- Extrait du texte
# # # #

On imagine bien que la belle O-Kura eut à subir bien autre chose qu’une séance de guilis lors de ce match méchamment truqué… D’autres textes témoignent que les femmes sumo – jusqu’au XIXe siècle – affrontent toutes sortes d’adversaires (d’autres femmes, des aveugles, des bêliers, parfois même des ours) dans le cadre de spectacles forains qui avaient souvent lieu lors des fêtes religieuses, dans l’enceinte des sanctuaires et des temples… Les arbitres de ces matchs étaient elles-mêmes des femmes et quand les combattantes s’empoignaient à bras-le-corps, ou par la ceinture du fundoshi, il arrivait que le spectacle vire au strip-tease. Les fesses agitées de contractions, les seins ballottants, des bouts d’anatomie débordant du tissu…
Sur la scène de la Sadistic Circus, le spectacle n’a guère changé, à quelques détails près : les prises traditionnelles de sumo ont été remplacées par des prises de chatouilles. Deux femmes sumo affrontent deux cosplayeuses, en uniforme de magical girl… Au bout de dix minutes, les premiers poils pubiens apparaissent. L’arbitre – qui porte autour du cou un gong de match de boxe – fait sonner les mi-temps… Il commente aussi au micro, dans un style qui mélange le discours du forain et la chronique radio, les péripéties de ce match pour rire… Réinventant la tradition des combats entre filles, la troupe Kusugurings mélange knismolagnie (goût sexuel pour la chatouille) et cat fight délirant. Elles pratiquent ce que l’on appelle «dans le métier» le Kusuguri-zeme (l’attaque à la chatouille) ou Kusuguri gomon (la torture par le guili) avec une énergie très «Femmes au bord de la crise de nerfs».
Sadistic Circus, 24 septembre 2016, au club Differ Ariake, à Tôkyô.
A LIRE : Hubert MAES : «Les voyages fictifs dans la littérature japonaise de l’époque d’Edo», dans Histoire galante de Shidôken, de Hiraga Gennai Paris, Collège de France, Bibliothèque de l’Institut des Hautes Etudes Japonaises, L’Asiathèque, 1979, p. 125-146.

# # # #

[Enregistrements du jeu de données]

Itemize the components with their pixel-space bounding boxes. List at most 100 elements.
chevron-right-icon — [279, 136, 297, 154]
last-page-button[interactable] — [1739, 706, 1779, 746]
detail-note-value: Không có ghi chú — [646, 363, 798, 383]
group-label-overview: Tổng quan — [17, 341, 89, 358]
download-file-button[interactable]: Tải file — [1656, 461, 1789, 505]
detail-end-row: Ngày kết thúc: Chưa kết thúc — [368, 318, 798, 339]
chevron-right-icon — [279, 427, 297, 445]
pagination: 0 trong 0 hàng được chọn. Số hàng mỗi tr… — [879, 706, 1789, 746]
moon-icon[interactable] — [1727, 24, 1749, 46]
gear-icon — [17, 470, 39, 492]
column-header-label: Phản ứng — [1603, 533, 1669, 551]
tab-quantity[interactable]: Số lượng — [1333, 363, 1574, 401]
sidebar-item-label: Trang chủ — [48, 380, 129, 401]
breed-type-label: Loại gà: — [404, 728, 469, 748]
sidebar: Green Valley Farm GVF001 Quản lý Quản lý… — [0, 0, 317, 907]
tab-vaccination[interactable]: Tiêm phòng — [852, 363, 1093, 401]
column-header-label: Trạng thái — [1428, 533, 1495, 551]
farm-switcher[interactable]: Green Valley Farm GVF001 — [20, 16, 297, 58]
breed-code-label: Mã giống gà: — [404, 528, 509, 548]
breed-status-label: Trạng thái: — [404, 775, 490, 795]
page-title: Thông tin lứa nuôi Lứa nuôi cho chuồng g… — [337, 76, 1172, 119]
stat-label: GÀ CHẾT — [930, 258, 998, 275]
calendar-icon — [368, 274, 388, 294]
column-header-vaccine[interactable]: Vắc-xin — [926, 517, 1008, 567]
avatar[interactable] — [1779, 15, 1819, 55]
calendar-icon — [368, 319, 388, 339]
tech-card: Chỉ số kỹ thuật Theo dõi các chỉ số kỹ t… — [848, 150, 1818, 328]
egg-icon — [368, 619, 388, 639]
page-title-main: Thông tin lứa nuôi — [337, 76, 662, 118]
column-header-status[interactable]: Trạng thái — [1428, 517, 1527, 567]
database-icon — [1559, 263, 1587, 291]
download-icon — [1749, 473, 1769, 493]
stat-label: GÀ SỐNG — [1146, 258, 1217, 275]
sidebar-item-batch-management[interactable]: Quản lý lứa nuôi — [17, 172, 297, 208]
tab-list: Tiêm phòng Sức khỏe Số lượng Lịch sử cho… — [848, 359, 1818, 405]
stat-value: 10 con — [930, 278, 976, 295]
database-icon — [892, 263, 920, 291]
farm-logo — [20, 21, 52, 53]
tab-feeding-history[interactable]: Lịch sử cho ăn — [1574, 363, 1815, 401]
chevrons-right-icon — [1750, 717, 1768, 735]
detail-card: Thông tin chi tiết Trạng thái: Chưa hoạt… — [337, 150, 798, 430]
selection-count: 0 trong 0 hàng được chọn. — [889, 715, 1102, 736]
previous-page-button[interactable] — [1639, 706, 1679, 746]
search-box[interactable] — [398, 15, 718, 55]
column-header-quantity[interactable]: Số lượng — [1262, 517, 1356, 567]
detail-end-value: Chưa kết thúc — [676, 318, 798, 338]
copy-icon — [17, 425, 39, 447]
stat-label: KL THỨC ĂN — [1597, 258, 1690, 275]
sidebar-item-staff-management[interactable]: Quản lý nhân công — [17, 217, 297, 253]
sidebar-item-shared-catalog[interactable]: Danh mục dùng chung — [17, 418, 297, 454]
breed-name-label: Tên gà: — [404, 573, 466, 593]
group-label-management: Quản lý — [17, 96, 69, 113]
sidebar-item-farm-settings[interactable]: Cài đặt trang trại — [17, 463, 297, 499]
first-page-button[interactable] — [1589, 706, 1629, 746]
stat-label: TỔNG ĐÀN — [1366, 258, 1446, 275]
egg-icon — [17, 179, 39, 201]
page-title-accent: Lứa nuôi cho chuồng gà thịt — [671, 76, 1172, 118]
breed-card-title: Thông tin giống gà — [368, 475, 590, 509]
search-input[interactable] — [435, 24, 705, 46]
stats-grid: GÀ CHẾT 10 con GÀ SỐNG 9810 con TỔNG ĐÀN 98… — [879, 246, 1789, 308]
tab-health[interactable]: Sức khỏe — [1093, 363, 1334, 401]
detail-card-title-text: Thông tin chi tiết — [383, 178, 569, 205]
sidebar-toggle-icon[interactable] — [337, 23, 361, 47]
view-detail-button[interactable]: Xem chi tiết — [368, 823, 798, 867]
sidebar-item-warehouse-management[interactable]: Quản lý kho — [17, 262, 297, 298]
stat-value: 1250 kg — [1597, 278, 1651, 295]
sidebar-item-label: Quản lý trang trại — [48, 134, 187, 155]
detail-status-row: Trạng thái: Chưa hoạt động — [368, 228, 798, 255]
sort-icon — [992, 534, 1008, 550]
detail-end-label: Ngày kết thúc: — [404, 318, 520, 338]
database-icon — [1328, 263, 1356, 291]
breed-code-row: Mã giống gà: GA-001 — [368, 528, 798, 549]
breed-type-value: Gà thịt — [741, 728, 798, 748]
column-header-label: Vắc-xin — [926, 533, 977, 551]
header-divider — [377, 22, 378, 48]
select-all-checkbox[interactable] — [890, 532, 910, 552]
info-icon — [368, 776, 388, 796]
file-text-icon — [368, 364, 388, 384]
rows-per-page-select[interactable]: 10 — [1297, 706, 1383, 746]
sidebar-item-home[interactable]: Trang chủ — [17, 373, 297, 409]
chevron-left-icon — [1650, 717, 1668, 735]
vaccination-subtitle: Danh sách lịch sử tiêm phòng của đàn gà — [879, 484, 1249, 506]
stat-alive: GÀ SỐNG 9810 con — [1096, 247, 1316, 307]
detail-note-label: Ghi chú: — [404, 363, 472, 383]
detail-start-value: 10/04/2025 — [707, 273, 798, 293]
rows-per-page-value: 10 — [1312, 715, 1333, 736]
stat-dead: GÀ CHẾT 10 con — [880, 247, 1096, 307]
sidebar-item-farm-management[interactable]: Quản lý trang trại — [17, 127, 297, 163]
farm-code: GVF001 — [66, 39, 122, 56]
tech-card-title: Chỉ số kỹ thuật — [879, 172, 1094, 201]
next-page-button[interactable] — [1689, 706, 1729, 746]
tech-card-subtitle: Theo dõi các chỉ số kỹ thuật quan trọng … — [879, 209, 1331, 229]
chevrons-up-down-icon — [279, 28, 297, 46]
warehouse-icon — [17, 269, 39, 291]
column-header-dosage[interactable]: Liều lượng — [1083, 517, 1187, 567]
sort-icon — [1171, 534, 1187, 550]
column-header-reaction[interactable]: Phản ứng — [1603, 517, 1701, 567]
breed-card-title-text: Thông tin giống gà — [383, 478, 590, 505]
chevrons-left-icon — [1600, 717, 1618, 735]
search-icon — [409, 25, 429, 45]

# # # #

- Consigne
Dans l'extrait sur les femmes sumo, par quoi les prises traditionnelles de sumo ont-elles été remplacées sur la scène de la Sadistic Circus ?

- Réponse ci-dessous
Par des prises de chatouilles.